# Data to process start

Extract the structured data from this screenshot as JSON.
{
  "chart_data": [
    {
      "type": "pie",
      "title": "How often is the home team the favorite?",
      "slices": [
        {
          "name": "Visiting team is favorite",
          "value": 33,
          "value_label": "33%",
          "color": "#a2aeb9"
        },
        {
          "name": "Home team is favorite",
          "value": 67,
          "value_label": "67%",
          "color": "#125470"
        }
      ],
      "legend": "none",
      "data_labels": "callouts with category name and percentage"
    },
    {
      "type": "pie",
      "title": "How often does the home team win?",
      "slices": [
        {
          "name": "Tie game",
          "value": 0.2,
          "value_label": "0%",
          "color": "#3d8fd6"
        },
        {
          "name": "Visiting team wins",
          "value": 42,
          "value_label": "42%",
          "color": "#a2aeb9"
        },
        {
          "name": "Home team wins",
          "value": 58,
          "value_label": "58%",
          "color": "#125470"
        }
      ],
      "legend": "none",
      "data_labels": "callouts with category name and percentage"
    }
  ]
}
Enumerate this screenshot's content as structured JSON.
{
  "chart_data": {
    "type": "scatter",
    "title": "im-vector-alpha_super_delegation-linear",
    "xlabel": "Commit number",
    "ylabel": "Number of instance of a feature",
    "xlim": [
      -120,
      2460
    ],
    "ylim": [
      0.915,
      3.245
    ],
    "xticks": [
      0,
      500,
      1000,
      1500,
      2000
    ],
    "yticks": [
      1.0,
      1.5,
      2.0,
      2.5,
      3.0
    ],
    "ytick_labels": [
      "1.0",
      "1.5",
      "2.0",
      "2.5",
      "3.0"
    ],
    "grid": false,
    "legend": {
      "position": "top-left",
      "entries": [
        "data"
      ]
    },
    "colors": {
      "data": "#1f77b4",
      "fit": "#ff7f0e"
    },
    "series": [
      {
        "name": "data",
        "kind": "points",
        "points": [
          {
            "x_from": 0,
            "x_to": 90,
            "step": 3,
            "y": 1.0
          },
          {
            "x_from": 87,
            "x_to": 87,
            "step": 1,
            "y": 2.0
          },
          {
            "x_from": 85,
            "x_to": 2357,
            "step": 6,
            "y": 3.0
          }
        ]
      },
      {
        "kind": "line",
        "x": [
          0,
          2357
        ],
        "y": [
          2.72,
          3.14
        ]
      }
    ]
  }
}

# Data to process end

Your task is to retype all of the records exactly.

Extract the structured data from this screenshot as JSON.
{
  "chart_data": [
    {
      "type": "pie",
      "title": "How often is the home team the favorite?",
      "slices": [
        {
          "name": "Visiting team is favorite",
          "value": 33,
          "value_label": "33%",
          "color": "#a2aeb9"
        },
        {
          "name": "Home team is favorite",
          "value": 67,
          "value_label": "67%",
          "color": "#125470"
        }
      ],
      "legend": "none",
      "data_labels": "callouts with category name and percentage"
    },
    {
      "type": "pie",
      "title": "How often does the home team win?",
      "slices": [
        {
          "name": "Tie game",
          "value": 0.2,
          "value_label": "0%",
          "color": "#3d8fd6"
        },
        {
          "name": "Visiting team wins",
          "value": 42,
          "value_label": "42%",
          "color": "#a2aeb9"
        },
        {
          "name": "Home team wins",
          "value": 58,
          "value_label": "58%",
          "color": "#125470"
        }
      ],
      "legend": "none",
      "data_labels": "callouts with category name and percentage"
    }
  ]
}
Enumerate this screenshot's content as structured JSON.
{
  "chart_data": {
    "type": "scatter",
    "title": "im-vector-alpha_super_delegation-linear",
    "xlabel": "Commit number",
    "ylabel": "Number of instance of a feature",
    "xlim": [
      -120,
      2460
    ],
    "ylim": [
      0.915,
      3.245
    ],
    "xticks": [
      0,
      500,
      1000,
      1500,
      2000
    ],
    "yticks": [
      1.0,
      1.5,
      2.0,
      2.5,
      3.0
    ],
    "ytick_labels": [
      "1.0",
      "1.5",
      "2.0",
      "2.5",
      "3.0"
    ],
    "grid": false,
    "legend": {
      "position": "top-left",
      "entries": [
        "data"
      ]
    },
    "colors": {
      "data": "#1f77b4",
      "fit": "#ff7f0e"
    },
    "series": [
      {
        "name": "data",
        "kind": "points",
        "points": [
          {
            "x_from": 0,
            "x_to": 90,
            "step": 3,
            "y": 1.0
          },
          {
            "x_from": 87,
            "x_to": 87,
            "step": 1,
            "y": 2.0
          },
          {
            "x_from": 85,
            "x_to": 2357,
            "step": 6,
            "y": 3.0
          }
        ]
      },
      {
        "kind": "line",
        "x": [
          0,
          2357
        ],
        "y": [
          2.72,
          3.14
        ]
      }
    ]
  }
}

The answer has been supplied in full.